Exercise task:
Print every entry, word for word, and skip the images.

Records for the exercise:
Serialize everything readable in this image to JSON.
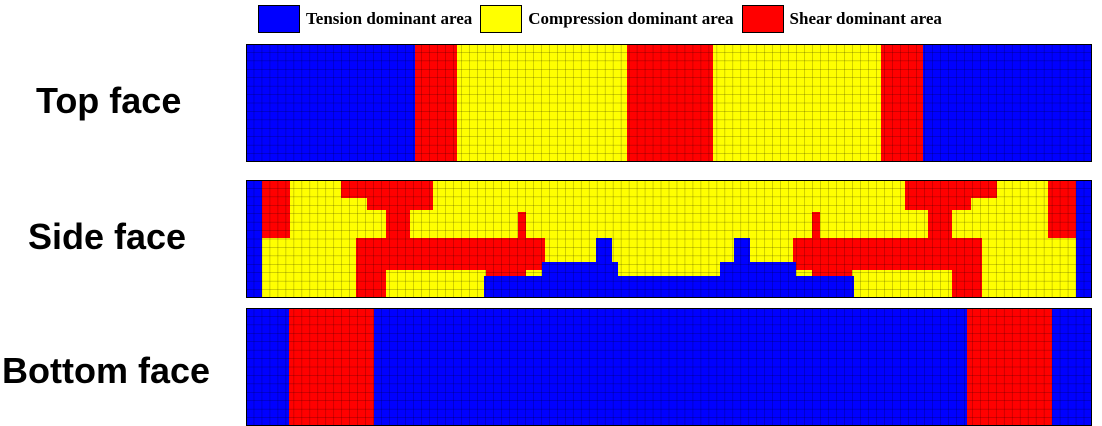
{
  "legend": {
    "tension": {
      "label": "Tension dominant area",
      "color": "#0000ff"
    },
    "compression": {
      "label": "Compression dominant area",
      "color": "#ffff00"
    },
    "shear": {
      "label": "Shear dominant area",
      "color": "#ff0000"
    }
  },
  "faces": {
    "top": {
      "label": "Top face"
    },
    "side": {
      "label": "Side face"
    },
    "bottom": {
      "label": "Bottom face"
    }
  },
  "grid_color": "#000000"
}
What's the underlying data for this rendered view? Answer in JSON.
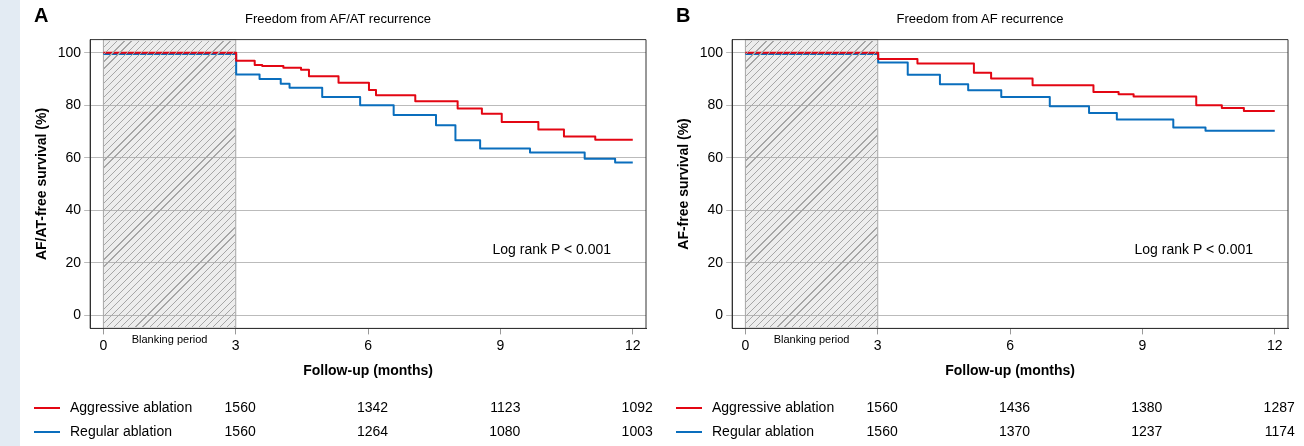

Expected output:
Serialize everything readable in this image to JSON.
{
  "legend": {
    "tension": {
      "label": "Tension dominant area",
      "color": "#0000ff"
    },
    "compression": {
      "label": "Compression dominant area",
      "color": "#ffff00"
    },
    "shear": {
      "label": "Shear dominant area",
      "color": "#ff0000"
    }
  },
  "faces": {
    "top": {
      "label": "Top face"
    },
    "side": {
      "label": "Side face"
    },
    "bottom": {
      "label": "Bottom face"
    }
  },
  "grid_color": "#000000"
}
What's the underlying data for this rendered view? Answer in JSON.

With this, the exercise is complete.